--- START ---

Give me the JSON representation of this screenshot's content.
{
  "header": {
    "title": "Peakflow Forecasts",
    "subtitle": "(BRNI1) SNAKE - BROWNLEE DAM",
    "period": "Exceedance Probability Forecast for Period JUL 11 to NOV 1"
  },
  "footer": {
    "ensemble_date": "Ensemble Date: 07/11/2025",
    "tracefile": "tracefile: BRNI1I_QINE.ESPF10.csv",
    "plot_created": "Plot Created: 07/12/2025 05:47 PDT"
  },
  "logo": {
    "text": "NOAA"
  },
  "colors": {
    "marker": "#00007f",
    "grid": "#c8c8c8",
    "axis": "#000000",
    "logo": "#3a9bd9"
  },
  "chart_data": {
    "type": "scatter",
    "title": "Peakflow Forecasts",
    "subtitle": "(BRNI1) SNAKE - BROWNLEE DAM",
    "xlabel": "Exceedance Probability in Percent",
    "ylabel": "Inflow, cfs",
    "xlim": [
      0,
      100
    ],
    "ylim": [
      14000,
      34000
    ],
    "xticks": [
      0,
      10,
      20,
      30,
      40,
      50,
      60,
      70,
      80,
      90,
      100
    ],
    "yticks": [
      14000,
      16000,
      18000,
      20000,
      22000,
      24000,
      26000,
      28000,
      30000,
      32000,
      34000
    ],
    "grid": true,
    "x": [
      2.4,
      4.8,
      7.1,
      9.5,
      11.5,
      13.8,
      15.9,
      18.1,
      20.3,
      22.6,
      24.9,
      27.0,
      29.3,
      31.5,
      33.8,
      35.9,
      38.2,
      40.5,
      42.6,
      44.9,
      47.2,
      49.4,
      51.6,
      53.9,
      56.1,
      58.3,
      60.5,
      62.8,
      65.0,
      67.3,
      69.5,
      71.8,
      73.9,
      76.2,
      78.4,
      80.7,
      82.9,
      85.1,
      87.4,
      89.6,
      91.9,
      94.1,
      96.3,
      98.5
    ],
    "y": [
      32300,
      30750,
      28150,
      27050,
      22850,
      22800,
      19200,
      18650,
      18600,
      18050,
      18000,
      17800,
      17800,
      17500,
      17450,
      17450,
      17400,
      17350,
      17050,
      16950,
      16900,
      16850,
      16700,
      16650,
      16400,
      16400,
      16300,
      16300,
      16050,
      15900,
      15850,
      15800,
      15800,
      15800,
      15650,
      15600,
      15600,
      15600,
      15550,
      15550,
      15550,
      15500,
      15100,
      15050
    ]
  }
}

--- END ---

- **THE REQUEST**:
Output the listing above without altering a single character.

- **RESULT OF THE EXERCISE**:
Give me the JSON representation of this screenshot's content.
{
  "header": {
    "title": "Peakflow Forecasts",
    "subtitle": "(BRNI1) SNAKE - BROWNLEE DAM",
    "period": "Exceedance Probability Forecast for Period JUL 11 to NOV 1"
  },
  "footer": {
    "ensemble_date": "Ensemble Date: 07/11/2025",
    "tracefile": "tracefile: BRNI1I_QINE.ESPF10.csv",
    "plot_created": "Plot Created: 07/12/2025 05:47 PDT"
  },
  "logo": {
    "text": "NOAA"
  },
  "colors": {
    "marker": "#00007f",
    "grid": "#c8c8c8",
    "axis": "#000000",
    "logo": "#3a9bd9"
  },
  "chart_data": {
    "type": "scatter",
    "title": "Peakflow Forecasts",
    "subtitle": "(BRNI1) SNAKE - BROWNLEE DAM",
    "xlabel": "Exceedance Probability in Percent",
    "ylabel": "Inflow, cfs",
    "xlim": [
      0,
      100
    ],
    "ylim": [
      14000,
      34000
    ],
    "xticks": [
      0,
      10,
      20,
      30,
      40,
      50,
      60,
      70,
      80,
      90,
      100
    ],
    "yticks": [
      14000,
      16000,
      18000,
      20000,
      22000,
      24000,
      26000,
      28000,
      30000,
      32000,
      34000
    ],
    "grid": true,
    "x": [
      2.4,
      4.8,
      7.1,
      9.5,
      11.5,
      13.8,
      15.9,
      18.1,
      20.3,
      22.6,
      24.9,
      27.0,
      29.3,
      31.5,
      33.8,
      35.9,
      38.2,
      40.5,
      42.6,
      44.9,
      47.2,
      49.4,
      51.6,
      53.9,
      56.1,
      58.3,
      60.5,
      62.8,
      65.0,
      67.3,
      69.5,
      71.8,
      73.9,
      76.2,
      78.4,
      80.7,
      82.9,
      85.1,
      87.4,
      89.6,
      91.9,
      94.1,
      96.3,
      98.5
    ],
    "y": [
      32300,
      30750,
      28150,
      27050,
      22850,
      22800,
      19200,
      18650,
      18600,
      18050,
      18000,
      17800,
      17800,
      17500,
      17450,
      17450,
      17400,
      17350,
      17050,
      16950,
      16900,
      16850,
      16700,
      16650,
      16400,
      16400,
      16300,
      16300,
      16050,
      15900,
      15850,
      15800,
      15800,
      15800,
      15650,
      15600,
      15600,
      15600,
      15550,
      15550,
      15550,
      15500,
      15100,
      15050
    ]
  }
}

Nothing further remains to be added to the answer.